## begin Dataset records
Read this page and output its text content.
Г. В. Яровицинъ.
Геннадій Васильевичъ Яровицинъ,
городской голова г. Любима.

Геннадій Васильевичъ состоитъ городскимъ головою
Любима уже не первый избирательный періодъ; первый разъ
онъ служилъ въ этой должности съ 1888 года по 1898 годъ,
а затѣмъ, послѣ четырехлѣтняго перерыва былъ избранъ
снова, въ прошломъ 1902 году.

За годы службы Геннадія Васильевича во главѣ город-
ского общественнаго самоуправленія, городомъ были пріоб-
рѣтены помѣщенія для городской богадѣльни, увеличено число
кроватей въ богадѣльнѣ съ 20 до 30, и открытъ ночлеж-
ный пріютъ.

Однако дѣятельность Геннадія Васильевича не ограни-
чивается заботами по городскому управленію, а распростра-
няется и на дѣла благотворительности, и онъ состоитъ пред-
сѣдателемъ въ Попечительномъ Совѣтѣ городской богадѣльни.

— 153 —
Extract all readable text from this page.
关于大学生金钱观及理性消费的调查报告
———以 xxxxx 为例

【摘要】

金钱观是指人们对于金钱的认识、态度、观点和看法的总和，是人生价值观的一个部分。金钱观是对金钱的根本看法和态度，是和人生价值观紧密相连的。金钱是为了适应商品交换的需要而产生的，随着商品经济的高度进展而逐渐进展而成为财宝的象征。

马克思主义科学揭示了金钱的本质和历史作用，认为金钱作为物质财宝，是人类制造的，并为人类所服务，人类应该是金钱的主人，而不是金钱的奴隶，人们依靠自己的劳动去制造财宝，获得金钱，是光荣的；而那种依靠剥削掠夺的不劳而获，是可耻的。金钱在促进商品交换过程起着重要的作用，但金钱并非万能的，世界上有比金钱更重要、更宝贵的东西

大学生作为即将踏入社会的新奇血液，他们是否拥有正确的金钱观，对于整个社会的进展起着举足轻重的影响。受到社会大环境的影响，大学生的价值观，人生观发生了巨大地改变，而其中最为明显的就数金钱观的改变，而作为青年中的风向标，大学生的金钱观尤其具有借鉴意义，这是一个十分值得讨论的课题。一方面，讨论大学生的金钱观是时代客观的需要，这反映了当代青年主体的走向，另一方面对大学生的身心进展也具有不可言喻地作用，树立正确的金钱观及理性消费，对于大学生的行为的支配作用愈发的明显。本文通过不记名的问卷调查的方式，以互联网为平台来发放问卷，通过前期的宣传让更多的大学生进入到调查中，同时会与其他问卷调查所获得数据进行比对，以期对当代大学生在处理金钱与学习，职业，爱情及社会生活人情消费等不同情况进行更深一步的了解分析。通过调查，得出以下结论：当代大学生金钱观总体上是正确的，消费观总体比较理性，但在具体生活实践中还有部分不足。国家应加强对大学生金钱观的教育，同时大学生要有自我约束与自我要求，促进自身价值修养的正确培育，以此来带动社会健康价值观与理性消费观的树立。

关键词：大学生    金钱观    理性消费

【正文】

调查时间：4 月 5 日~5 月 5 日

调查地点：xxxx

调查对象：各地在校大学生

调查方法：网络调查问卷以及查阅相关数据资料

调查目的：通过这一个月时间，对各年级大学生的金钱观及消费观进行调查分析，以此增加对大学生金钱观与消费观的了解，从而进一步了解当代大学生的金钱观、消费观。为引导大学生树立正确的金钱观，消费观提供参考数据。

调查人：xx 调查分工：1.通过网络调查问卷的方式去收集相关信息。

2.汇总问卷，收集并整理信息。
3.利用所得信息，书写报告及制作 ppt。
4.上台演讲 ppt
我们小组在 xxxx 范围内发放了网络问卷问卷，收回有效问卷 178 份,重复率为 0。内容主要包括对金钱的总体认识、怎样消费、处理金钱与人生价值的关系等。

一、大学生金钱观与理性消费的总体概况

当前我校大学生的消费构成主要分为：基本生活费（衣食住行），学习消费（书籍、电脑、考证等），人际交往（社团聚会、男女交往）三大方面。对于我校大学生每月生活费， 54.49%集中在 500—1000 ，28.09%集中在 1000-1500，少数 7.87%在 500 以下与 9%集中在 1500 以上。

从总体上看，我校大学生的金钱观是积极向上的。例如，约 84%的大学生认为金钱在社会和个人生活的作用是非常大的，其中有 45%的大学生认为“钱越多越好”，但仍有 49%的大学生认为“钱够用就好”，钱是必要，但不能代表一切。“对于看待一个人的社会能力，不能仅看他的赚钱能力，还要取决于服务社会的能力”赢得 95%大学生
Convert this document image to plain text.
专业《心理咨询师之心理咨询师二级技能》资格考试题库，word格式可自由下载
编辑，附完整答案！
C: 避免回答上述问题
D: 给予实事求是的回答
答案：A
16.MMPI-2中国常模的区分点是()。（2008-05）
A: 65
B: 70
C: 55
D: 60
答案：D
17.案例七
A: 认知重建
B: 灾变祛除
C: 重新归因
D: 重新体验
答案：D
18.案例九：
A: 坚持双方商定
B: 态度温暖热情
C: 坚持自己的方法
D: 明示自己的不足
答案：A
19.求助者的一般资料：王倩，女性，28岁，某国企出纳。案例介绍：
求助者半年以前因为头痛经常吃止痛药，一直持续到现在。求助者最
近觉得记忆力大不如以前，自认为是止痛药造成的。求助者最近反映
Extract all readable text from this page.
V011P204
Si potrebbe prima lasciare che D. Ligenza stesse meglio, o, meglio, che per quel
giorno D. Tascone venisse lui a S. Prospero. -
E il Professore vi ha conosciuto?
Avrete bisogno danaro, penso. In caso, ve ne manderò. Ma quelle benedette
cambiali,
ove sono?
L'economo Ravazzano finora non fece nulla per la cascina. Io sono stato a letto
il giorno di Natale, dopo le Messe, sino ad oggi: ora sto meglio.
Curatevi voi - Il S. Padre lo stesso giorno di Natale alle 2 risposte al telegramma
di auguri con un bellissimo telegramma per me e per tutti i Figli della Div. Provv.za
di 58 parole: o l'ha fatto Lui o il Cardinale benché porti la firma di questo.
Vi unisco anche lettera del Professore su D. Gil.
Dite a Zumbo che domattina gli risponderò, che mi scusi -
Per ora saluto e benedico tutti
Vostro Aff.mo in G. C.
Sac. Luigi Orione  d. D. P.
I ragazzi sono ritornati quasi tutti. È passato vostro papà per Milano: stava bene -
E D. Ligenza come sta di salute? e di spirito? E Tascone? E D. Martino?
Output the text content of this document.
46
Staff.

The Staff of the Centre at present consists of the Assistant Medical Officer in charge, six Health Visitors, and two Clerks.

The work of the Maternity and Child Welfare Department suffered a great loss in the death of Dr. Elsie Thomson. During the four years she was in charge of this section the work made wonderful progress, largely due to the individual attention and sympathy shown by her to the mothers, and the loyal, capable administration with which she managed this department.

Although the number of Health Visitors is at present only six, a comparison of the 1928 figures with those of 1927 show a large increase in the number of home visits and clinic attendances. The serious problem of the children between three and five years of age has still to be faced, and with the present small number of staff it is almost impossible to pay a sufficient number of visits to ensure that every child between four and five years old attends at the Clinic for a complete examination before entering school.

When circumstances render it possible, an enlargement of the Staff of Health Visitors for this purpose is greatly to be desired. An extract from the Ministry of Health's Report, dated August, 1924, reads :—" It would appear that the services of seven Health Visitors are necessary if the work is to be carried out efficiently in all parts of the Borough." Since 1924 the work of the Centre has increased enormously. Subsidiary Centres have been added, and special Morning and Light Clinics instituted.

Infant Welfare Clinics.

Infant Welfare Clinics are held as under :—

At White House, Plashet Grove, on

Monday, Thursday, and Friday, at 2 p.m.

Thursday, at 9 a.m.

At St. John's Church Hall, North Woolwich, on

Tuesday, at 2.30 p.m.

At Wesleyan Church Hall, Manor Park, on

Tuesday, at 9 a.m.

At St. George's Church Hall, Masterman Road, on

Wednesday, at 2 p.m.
## end Dataset records
## What the task asks
All of the entries above need to be reproduced exactly.

## Task solution
Read this page and output its text content.
Г. В. Яровицинъ.
Геннадій Васильевичъ Яровицинъ,
городской голова г. Любима.

Геннадій Васильевичъ состоитъ городскимъ головою
Любима уже не первый избирательный періодъ; первый разъ
онъ служилъ въ этой должности съ 1888 года по 1898 годъ,
а затѣмъ, послѣ четырехлѣтняго перерыва былъ избранъ
снова, въ прошломъ 1902 году.

За годы службы Геннадія Васильевича во главѣ город-
ского общественнаго самоуправленія, городомъ были пріоб-
рѣтены помѣщенія для городской богадѣльни, увеличено число
кроватей въ богадѣльнѣ съ 20 до 30, и открытъ ночлеж-
ный пріютъ.

Однако дѣятельность Геннадія Васильевича не ограни-
чивается заботами по городскому управленію, а распростра-
няется и на дѣла благотворительности, и онъ состоитъ пред-
сѣдателемъ въ Попечительномъ Совѣтѣ городской богадѣльни.

— 153 —
Extract all readable text from this page.
关于大学生金钱观及理性消费的调查报告
———以 xxxxx 为例

【摘要】

金钱观是指人们对于金钱的认识、态度、观点和看法的总和，是人生价值观的一个部分。金钱观是对金钱的根本看法和态度，是和人生价值观紧密相连的。金钱是为了适应商品交换的需要而产生的，随着商品经济的高度进展而逐渐进展而成为财宝的象征。

马克思主义科学揭示了金钱的本质和历史作用，认为金钱作为物质财宝，是人类制造的，并为人类所服务，人类应该是金钱的主人，而不是金钱的奴隶，人们依靠自己的劳动去制造财宝，获得金钱，是光荣的；而那种依靠剥削掠夺的不劳而获，是可耻的。金钱在促进商品交换过程起着重要的作用，但金钱并非万能的，世界上有比金钱更重要、更宝贵的东西

大学生作为即将踏入社会的新奇血液，他们是否拥有正确的金钱观，对于整个社会的进展起着举足轻重的影响。受到社会大环境的影响，大学生的价值观，人生观发生了巨大地改变，而其中最为明显的就数金钱观的改变，而作为青年中的风向标，大学生的金钱观尤其具有借鉴意义，这是一个十分值得讨论的课题。一方面，讨论大学生的金钱观是时代客观的需要，这反映了当代青年主体的走向，另一方面对大学生的身心进展也具有不可言喻地作用，树立正确的金钱观及理性消费，对于大学生的行为的支配作用愈发的明显。本文通过不记名的问卷调查的方式，以互联网为平台来发放问卷，通过前期的宣传让更多的大学生进入到调查中，同时会与其他问卷调查所获得数据进行比对，以期对当代大学生在处理金钱与学习，职业，爱情及社会生活人情消费等不同情况进行更深一步的了解分析。通过调查，得出以下结论：当代大学生金钱观总体上是正确的，消费观总体比较理性，但在具体生活实践中还有部分不足。国家应加强对大学生金钱观的教育，同时大学生要有自我约束与自我要求，促进自身价值修养的正确培育，以此来带动社会健康价值观与理性消费观的树立。

关键词：大学生    金钱观    理性消费

【正文】

调查时间：4 月 5 日~5 月 5 日

调查地点：xxxx

调查对象：各地在校大学生

调查方法：网络调查问卷以及查阅相关数据资料

调查目的：通过这一个月时间，对各年级大学生的金钱观及消费观进行调查分析，以此增加对大学生金钱观与消费观的了解，从而进一步了解当代大学生的金钱观、消费观。为引导大学生树立正确的金钱观，消费观提供参考数据。

调查人：xx 调查分工：1.通过网络调查问卷的方式去收集相关信息。

2.汇总问卷，收集并整理信息。
3.利用所得信息，书写报告及制作 ppt。
4.上台演讲 ppt
我们小组在 xxxx 范围内发放了网络问卷问卷，收回有效问卷 178 份,重复率为 0。内容主要包括对金钱的总体认识、怎样消费、处理金钱与人生价值的关系等。

一、大学生金钱观与理性消费的总体概况

当前我校大学生的消费构成主要分为：基本生活费（衣食住行），学习消费（书籍、电脑、考证等），人际交往（社团聚会、男女交往）三大方面。对于我校大学生每月生活费， 54.49%集中在 500—1000 ，28.09%集中在 1000-1500，少数 7.87%在 500 以下与 9%集中在 1500 以上。

从总体上看，我校大学生的金钱观是积极向上的。例如，约 84%的大学生认为金钱在社会和个人生活的作用是非常大的，其中有 45%的大学生认为“钱越多越好”，但仍有 49%的大学生认为“钱够用就好”，钱是必要，但不能代表一切。“对于看待一个人的社会能力，不能仅看他的赚钱能力，还要取决于服务社会的能力”赢得 95%大学生
Convert this document image to plain text.
专业《心理咨询师之心理咨询师二级技能》资格考试题库，word格式可自由下载
编辑，附完整答案！
C: 避免回答上述问题
D: 给予实事求是的回答
答案：A
16.MMPI-2中国常模的区分点是()。（2008-05）
A: 65
B: 70
C: 55
D: 60
答案：D
17.案例七
A: 认知重建
B: 灾变祛除
C: 重新归因
D: 重新体验
答案：D
18.案例九：
A: 坚持双方商定
B: 态度温暖热情
C: 坚持自己的方法
D: 明示自己的不足
答案：A
19.求助者的一般资料：王倩，女性，28岁，某国企出纳。案例介绍：
求助者半年以前因为头痛经常吃止痛药，一直持续到现在。求助者最
近觉得记忆力大不如以前，自认为是止痛药造成的。求助者最近反映
Extract all readable text from this page.
V011P204
Si potrebbe prima lasciare che D. Ligenza stesse meglio, o, meglio, che per quel
giorno D. Tascone venisse lui a S. Prospero. -
E il Professore vi ha conosciuto?
Avrete bisogno danaro, penso. In caso, ve ne manderò. Ma quelle benedette
cambiali,
ove sono?
L'economo Ravazzano finora non fece nulla per la cascina. Io sono stato a letto
il giorno di Natale, dopo le Messe, sino ad oggi: ora sto meglio.
Curatevi voi - Il S. Padre lo stesso giorno di Natale alle 2 risposte al telegramma
di auguri con un bellissimo telegramma per me e per tutti i Figli della Div. Provv.za
di 58 parole: o l'ha fatto Lui o il Cardinale benché porti la firma di questo.
Vi unisco anche lettera del Professore su D. Gil.
Dite a Zumbo che domattina gli risponderò, che mi scusi -
Per ora saluto e benedico tutti
Vostro Aff.mo in G. C.
Sac. Luigi Orione  d. D. P.
I ragazzi sono ritornati quasi tutti. È passato vostro papà per Milano: stava bene -
E D. Ligenza come sta di salute? e di spirito? E Tascone? E D. Martino?
Output the text content of this document.
46
Staff.

The Staff of the Centre at present consists of the Assistant Medical Officer in charge, six Health Visitors, and two Clerks.

The work of the Maternity and Child Welfare Department suffered a great loss in the death of Dr. Elsie Thomson. During the four years she was in charge of this section the work made wonderful progress, largely due to the individual attention and sympathy shown by her to the mothers, and the loyal, capable administration with which she managed this department.

Although the number of Health Visitors is at present only six, a comparison of the 1928 figures with those of 1927 show a large increase in the number of home visits and clinic attendances. The serious problem of the children between three and five years of age has still to be faced, and with the present small number of staff it is almost impossible to pay a sufficient number of visits to ensure that every child between four and five years old attends at the Clinic for a complete examination before entering school.

When circumstances render it possible, an enlargement of the Staff of Health Visitors for this purpose is greatly to be desired. An extract from the Ministry of Health's Report, dated August, 1924, reads :—" It would appear that the services of seven Health Visitors are necessary if the work is to be carried out efficiently in all parts of the Borough." Since 1924 the work of the Centre has increased enormously. Subsidiary Centres have been added, and special Morning and Light Clinics instituted.

Infant Welfare Clinics.

Infant Welfare Clinics are held as under :—

At White House, Plashet Grove, on

Monday, Thursday, and Friday, at 2 p.m.

Thursday, at 9 a.m.

At St. John's Church Hall, North Woolwich, on

Tuesday, at 2.30 p.m.

At Wesleyan Church Hall, Manor Park, on

Tuesday, at 9 a.m.

At St. George's Church Hall, Masterman Road, on

Wednesday, at 2 p.m.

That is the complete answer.